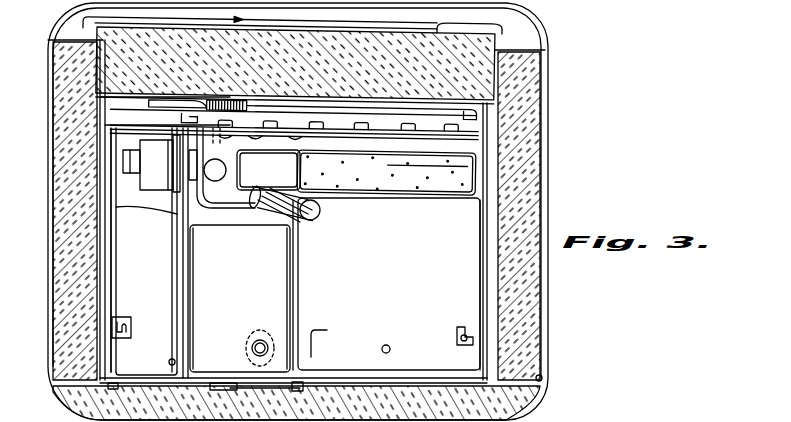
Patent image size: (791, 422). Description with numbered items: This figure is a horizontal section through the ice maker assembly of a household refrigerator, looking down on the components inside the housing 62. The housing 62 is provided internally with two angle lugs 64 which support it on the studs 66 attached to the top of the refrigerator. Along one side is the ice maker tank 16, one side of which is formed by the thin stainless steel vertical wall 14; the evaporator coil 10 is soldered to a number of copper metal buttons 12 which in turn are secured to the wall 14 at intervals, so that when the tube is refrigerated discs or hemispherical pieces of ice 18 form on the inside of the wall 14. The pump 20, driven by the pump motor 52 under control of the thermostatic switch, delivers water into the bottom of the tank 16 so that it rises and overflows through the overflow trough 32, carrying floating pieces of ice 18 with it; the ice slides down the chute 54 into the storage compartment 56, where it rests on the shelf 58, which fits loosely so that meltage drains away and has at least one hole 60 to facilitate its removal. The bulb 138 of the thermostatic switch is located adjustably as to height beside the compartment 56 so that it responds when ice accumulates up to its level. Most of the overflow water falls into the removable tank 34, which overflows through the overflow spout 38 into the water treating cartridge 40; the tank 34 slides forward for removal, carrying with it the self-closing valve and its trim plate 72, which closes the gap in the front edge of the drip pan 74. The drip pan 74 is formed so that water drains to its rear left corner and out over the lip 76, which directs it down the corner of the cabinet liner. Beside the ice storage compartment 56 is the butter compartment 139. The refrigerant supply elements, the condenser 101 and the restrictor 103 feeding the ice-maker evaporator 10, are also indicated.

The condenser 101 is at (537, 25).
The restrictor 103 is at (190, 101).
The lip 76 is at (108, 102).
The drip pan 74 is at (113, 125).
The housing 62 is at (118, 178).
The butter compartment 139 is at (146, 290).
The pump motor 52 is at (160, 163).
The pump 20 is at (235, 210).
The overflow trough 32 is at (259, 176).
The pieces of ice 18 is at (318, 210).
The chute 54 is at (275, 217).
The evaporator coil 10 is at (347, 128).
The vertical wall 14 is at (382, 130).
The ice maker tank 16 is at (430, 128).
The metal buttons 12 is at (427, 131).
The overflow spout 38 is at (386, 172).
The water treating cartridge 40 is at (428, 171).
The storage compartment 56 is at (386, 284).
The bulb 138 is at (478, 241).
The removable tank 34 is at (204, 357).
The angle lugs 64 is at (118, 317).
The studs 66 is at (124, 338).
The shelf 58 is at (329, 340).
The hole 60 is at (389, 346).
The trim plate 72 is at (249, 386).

------------------------------------

**Exercise brief**
Print the text lines of every record above verbatim, leaving out the pictures.

**Response**
Patent image size: (791, 422). Description with numbered items: This figure is a horizontal section through the ice maker assembly of a household refrigerator, looking down on the components inside the housing 62. The housing 62 is provided internally with two angle lugs 64 which support it on the studs 66 attached to the top of the refrigerator. Along one side is the ice maker tank 16, one side of which is formed by the thin stainless steel vertical wall 14; the evaporator coil 10 is soldered to a number of copper metal buttons 12 which in turn are secured to the wall 14 at intervals, so that when the tube is refrigerated discs or hemispherical pieces of ice 18 form on the inside of the wall 14. The pump 20, driven by the pump motor 52 under control of the thermostatic switch, delivers water into the bottom of the tank 16 so that it rises and overflows through the overflow trough 32, carrying floating pieces of ice 18 with it; the ice slides down the chute 54 into the storage compartment 56, where it rests on the shelf 58, which fits loosely so that meltage drains away and has at least one hole 60 to facilitate its removal. The bulb 138 of the thermostatic switch is located adjustably as to height beside the compartment 56 so that it responds when ice accumulates up to its level. Most of the overflow water falls into the removable tank 34, which overflows through the overflow spout 38 into the water treating cartridge 40; the tank 34 slides forward for removal, carrying with it the self-closing valve and its trim plate 72, which closes the gap in the front edge of the drip pan 74. The drip pan 74 is formed so that water drains to its rear left corner and out over the lip 76, which directs it down the corner of the cabinet liner. Beside the ice storage compartment 56 is the butter compartment 139. The refrigerant supply elements, the condenser 101 and the restrictor 103 feeding the ice-maker evaporator 10, are also indicated.

The condenser 101 is at (537, 25).
The restrictor 103 is at (190, 101).
The lip 76 is at (108, 102).
The drip pan 74 is at (113, 125).
The housing 62 is at (118, 178).
The butter compartment 139 is at (146, 290).
The pump motor 52 is at (160, 163).
The pump 20 is at (235, 210).
The overflow trough 32 is at (259, 176).
The pieces of ice 18 is at (318, 210).
The chute 54 is at (275, 217).
The evaporator coil 10 is at (347, 128).
The vertical wall 14 is at (382, 130).
The ice maker tank 16 is at (430, 128).
The metal buttons 12 is at (427, 131).
The overflow spout 38 is at (386, 172).
The water treating cartridge 40 is at (428, 171).
The storage compartment 56 is at (386, 284).
The bulb 138 is at (478, 241).
The removable tank 34 is at (204, 357).
The angle lugs 64 is at (118, 317).
The studs 66 is at (124, 338).
The shelf 58 is at (329, 340).
The hole 60 is at (389, 346).
The trim plate 72 is at (249, 386).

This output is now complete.